• [WHAT YOU NEED TO DO]: List every singer named in the article on LA's Latino LGBTQ scene below.
-- Start of DOCUMENT EXCERPT --
LA’s Latino LGBTQ Scene in the 1980s and ‘90s

In a new book, Reynaldo Rivera looks back at his formative years growing up in Los Angeles before gentrification turned the lights on the “City of Night.”

“The only decade I feel nostalgic for is the ‘70s,” says photographer Reynaldo Rivera from his Los Angeles home. “There’s a dreamlike thing in my psyche about the ‘70s as this magical time even though I had this horrifying experience. My father kidnapped me and my sister, took us to a village in Mexico, and left there from ‘69 to ’75. It’s like an Oliver Twist story. This lady took us in and used to sing Toña la Negra songs. Music was my babysitter at a time when I would have had mother, my aunts and uncles.”

After singing a few lyrics to Toña la Negra’s bolero “Arráncame La Vida” Rivera shares the translation by text: “Rip the life from me / With your last love kiss / Tip it, take it, tale me heart / Rip me life and in case the pain hurts you / I must be from not seeing me / Because at the end, your eyes, I took with me.”

Provisional Notes from a Disappeared City © Reynaldo Rivera
Provisional Notes from a Disappeared City © Reynaldo Rivera

“This is what influenced me,” Rivera says. “Music opened the door that allowed me to create an environment where I’d want to take photos. Being into all this Mexican super tragic music created this baroque me, this person that’s over the top emotional. From Toña la Negra, and later Bessie Smith and Billie Holiday, I sought answers that told me to take a beating and still love it!”

Youth

Traveling between Mexico and the United States as a young man, Rivera discovered photography as a means to creating some semblance of continuity in an otherwise chaotic life. After discovering a camera in a pile of things his father had stolen, Rivera set off to make pictures — only he didn’t have a clue how the camera worked.
-- End of DOCUMENT EXCERPT --
-- Start of PROVIDED INFORMATION --
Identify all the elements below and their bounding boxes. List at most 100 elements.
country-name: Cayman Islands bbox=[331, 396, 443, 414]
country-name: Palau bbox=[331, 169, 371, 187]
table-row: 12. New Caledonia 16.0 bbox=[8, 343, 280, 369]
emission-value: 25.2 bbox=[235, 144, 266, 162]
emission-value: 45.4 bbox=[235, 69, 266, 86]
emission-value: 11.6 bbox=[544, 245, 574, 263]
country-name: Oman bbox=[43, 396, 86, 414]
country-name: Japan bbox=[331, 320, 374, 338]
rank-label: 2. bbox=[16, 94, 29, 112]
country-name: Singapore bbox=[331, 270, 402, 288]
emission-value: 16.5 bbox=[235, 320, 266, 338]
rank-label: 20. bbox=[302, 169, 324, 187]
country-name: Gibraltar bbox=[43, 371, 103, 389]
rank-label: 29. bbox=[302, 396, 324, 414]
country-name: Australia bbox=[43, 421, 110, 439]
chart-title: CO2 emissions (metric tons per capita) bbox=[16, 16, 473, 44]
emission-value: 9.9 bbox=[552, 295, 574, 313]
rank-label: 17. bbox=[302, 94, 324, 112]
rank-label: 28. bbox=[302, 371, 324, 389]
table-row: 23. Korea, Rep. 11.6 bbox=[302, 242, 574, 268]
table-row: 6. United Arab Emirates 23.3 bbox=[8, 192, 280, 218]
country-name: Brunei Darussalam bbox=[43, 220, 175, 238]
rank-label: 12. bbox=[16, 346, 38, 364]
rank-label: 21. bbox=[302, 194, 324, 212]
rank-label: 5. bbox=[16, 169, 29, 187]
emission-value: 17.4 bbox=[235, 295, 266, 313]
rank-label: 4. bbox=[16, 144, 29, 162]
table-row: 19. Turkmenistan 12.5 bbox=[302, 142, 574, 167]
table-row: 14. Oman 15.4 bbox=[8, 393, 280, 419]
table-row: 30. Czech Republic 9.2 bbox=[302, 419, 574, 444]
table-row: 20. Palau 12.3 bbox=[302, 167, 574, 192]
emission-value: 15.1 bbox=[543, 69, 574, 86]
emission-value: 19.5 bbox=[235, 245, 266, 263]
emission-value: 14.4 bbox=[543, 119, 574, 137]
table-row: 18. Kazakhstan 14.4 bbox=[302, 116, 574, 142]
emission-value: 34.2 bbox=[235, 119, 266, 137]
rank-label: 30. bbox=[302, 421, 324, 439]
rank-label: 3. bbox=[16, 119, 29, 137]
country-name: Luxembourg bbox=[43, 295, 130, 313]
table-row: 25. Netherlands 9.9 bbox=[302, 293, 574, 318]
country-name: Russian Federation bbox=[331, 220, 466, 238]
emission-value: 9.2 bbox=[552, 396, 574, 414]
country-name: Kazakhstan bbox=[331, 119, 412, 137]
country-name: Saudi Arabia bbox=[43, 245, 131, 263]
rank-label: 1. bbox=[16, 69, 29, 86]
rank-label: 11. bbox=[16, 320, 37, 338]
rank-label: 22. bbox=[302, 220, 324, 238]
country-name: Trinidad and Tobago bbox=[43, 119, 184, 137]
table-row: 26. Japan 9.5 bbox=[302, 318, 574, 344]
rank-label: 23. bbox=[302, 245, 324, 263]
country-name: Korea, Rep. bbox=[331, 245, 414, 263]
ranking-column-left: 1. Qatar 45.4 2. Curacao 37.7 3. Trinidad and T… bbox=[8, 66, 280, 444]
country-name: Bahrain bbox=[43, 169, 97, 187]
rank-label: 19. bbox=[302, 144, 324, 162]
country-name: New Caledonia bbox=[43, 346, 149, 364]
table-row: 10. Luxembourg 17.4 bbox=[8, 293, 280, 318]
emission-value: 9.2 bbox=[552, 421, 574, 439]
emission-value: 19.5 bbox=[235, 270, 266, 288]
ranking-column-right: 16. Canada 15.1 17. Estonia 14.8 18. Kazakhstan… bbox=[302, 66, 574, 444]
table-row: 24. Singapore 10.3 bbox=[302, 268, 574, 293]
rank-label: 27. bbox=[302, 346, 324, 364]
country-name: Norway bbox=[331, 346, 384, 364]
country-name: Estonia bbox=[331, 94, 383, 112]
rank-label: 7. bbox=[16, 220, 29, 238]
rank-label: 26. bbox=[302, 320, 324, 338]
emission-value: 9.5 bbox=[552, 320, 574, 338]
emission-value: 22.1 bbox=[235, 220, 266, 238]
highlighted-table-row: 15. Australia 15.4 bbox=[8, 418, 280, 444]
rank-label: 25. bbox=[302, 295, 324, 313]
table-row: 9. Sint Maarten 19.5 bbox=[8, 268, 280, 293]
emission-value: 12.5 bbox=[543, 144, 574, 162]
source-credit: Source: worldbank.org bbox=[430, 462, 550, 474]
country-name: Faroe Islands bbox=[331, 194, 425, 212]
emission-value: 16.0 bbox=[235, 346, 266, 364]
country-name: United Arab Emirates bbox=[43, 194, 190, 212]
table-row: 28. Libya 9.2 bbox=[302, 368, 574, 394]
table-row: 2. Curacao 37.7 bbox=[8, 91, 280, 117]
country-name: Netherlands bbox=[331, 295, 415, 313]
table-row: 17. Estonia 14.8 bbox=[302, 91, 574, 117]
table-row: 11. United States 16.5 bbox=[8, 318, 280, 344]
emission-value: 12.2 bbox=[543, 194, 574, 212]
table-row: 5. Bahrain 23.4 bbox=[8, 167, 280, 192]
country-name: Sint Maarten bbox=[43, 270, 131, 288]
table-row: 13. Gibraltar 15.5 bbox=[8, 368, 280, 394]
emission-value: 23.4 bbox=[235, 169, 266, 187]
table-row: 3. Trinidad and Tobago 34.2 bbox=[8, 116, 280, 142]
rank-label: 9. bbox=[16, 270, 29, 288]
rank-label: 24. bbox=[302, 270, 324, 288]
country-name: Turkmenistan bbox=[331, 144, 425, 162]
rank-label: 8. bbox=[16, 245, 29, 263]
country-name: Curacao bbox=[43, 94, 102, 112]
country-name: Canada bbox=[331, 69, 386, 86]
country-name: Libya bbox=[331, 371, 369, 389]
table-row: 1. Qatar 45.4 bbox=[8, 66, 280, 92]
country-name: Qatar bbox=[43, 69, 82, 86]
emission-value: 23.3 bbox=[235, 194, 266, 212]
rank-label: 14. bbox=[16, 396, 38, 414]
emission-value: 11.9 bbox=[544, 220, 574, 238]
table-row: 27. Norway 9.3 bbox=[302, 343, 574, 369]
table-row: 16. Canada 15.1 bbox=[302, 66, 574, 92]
-- End of PROVIDED INFORMATION --
• [RESULT FOR THIS EXERCISE]: Toña la Negra, Bessie Smith, Billie Holiday